### BRIEF
Copy the items verbatim, starting at the first line and ending with the line containing "value-badge: $1.6 [469,654,536,694]", both included.

### MATERIAL FOR THIS EXERCISE
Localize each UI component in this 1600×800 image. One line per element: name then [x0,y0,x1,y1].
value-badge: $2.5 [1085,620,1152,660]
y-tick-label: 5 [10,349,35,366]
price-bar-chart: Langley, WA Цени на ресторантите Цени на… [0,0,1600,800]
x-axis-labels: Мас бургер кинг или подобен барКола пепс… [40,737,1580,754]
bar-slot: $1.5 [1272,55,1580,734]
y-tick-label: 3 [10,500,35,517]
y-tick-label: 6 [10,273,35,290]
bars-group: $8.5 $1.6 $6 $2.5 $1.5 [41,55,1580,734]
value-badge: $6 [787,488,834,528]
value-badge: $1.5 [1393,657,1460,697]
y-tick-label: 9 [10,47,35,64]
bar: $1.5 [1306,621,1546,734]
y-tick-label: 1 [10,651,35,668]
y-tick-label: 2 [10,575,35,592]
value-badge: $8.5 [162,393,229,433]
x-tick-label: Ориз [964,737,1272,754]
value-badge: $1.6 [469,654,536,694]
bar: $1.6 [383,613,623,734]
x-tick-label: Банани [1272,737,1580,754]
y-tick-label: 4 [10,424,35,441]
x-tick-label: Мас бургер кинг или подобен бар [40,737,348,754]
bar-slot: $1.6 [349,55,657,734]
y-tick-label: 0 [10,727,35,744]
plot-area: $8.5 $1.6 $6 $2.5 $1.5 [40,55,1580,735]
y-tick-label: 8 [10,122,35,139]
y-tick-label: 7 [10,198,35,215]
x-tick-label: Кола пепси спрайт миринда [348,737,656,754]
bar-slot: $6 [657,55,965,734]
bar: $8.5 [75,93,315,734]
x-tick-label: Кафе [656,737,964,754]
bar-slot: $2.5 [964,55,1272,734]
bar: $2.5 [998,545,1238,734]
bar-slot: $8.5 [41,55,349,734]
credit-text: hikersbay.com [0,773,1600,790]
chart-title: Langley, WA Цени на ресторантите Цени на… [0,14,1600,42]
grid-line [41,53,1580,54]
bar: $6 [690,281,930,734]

### TASK SOLUTION
Localize each UI component in this 1600×800 image. One line per element: name then [x0,y0,x1,y1].
value-badge: $2.5 [1085,620,1152,660]
y-tick-label: 5 [10,349,35,366]
price-bar-chart: Langley, WA Цени на ресторантите Цени на… [0,0,1600,800]
x-axis-labels: Мас бургер кинг или подобен барКола пепс… [40,737,1580,754]
bar-slot: $1.5 [1272,55,1580,734]
y-tick-label: 3 [10,500,35,517]
y-tick-label: 6 [10,273,35,290]
bars-group: $8.5 $1.6 $6 $2.5 $1.5 [41,55,1580,734]
value-badge: $6 [787,488,834,528]
value-badge: $1.5 [1393,657,1460,697]
y-tick-label: 9 [10,47,35,64]
bar: $1.5 [1306,621,1546,734]
y-tick-label: 1 [10,651,35,668]
y-tick-label: 2 [10,575,35,592]
value-badge: $8.5 [162,393,229,433]
x-tick-label: Ориз [964,737,1272,754]
value-badge: $1.6 [469,654,536,694]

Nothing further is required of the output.